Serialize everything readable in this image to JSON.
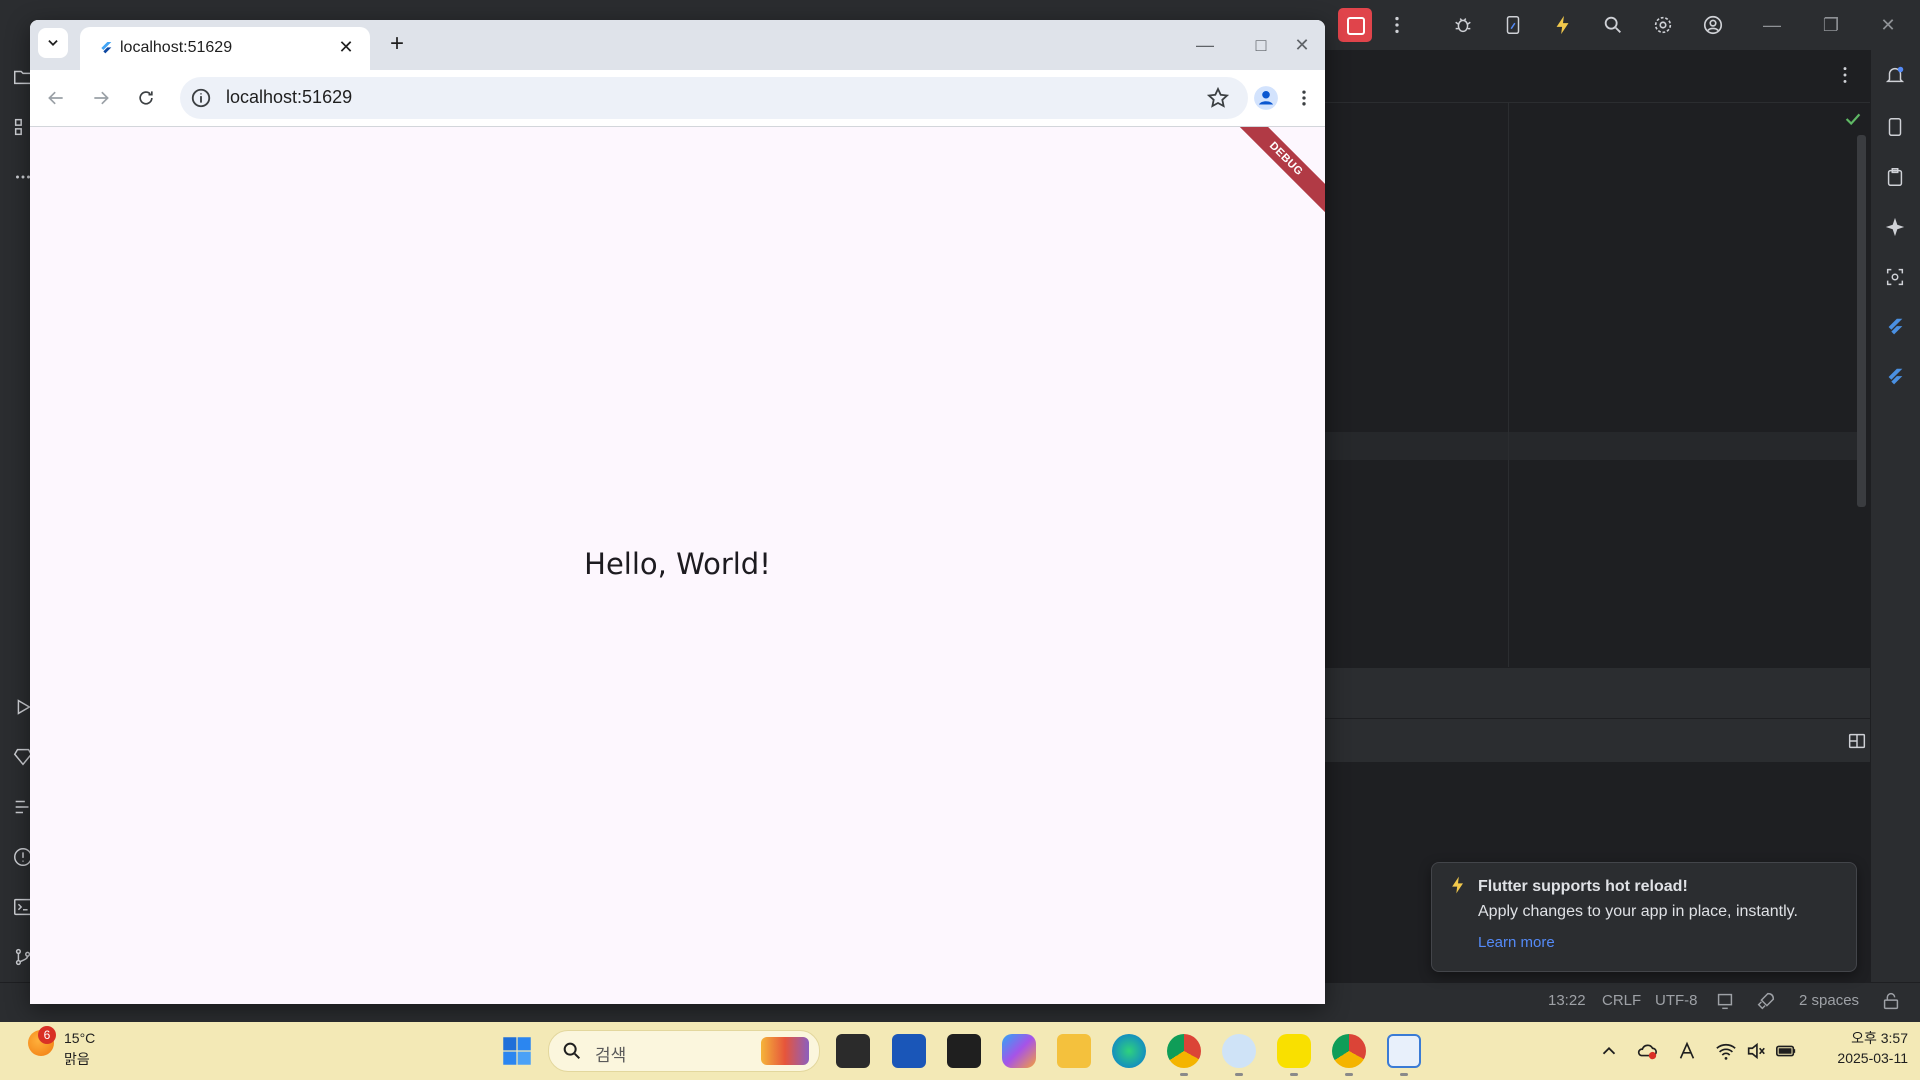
{
  "browser": {
    "tab_title": "localhost:51629",
    "url": "localhost:51629",
    "page_text": "Hello, World!",
    "debug_banner": "DEBUG"
  },
  "ide": {
    "status": {
      "position": "13:22",
      "line_ending": "CRLF",
      "encoding": "UTF-8",
      "indent": "2 spaces"
    },
    "toast": {
      "title": "Flutter supports hot reload!",
      "body": "Apply changes to your app in place, instantly.",
      "link": "Learn more"
    }
  },
  "taskbar": {
    "weather_badge": "6",
    "temperature": "15°C",
    "condition": "맑음",
    "search_placeholder": "검색",
    "time": "오후 3:57",
    "date": "2025-03-11"
  },
  "colors": {
    "ide_bg": "#1e1f22",
    "ide_panel": "#2b2d30",
    "flutter_bg": "#fdf7fe",
    "debug_banner": "#b13a45",
    "link": "#548af7",
    "taskbar": "#f3e9b6"
  }
}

______

DIRECTIONS: Give all the entries again exactly, dropping each picture.

RESULT OF THE EXERCISE:
Serialize everything readable in this image to JSON.
{
  "browser": {
    "tab_title": "localhost:51629",
    "url": "localhost:51629",
    "page_text": "Hello, World!",
    "debug_banner": "DEBUG"
  },
  "ide": {
    "status": {
      "position": "13:22",
      "line_ending": "CRLF",
      "encoding": "UTF-8",
      "indent": "2 spaces"
    },
    "toast": {
      "title": "Flutter supports hot reload!",
      "body": "Apply changes to your app in place, instantly.",
      "link": "Learn more"
    }
  },
  "taskbar": {
    "weather_badge": "6",
    "temperature": "15°C",
    "condition": "맑음",
    "search_placeholder": "검색",
    "time": "오후 3:57",
    "date": "2025-03-11"
  },
  "colors": {
    "ide_bg": "#1e1f22",
    "ide_panel": "#2b2d30",
    "flutter_bg": "#fdf7fe",
    "debug_banner": "#b13a45",
    "link": "#548af7",
    "taskbar": "#f3e9b6"
  }
}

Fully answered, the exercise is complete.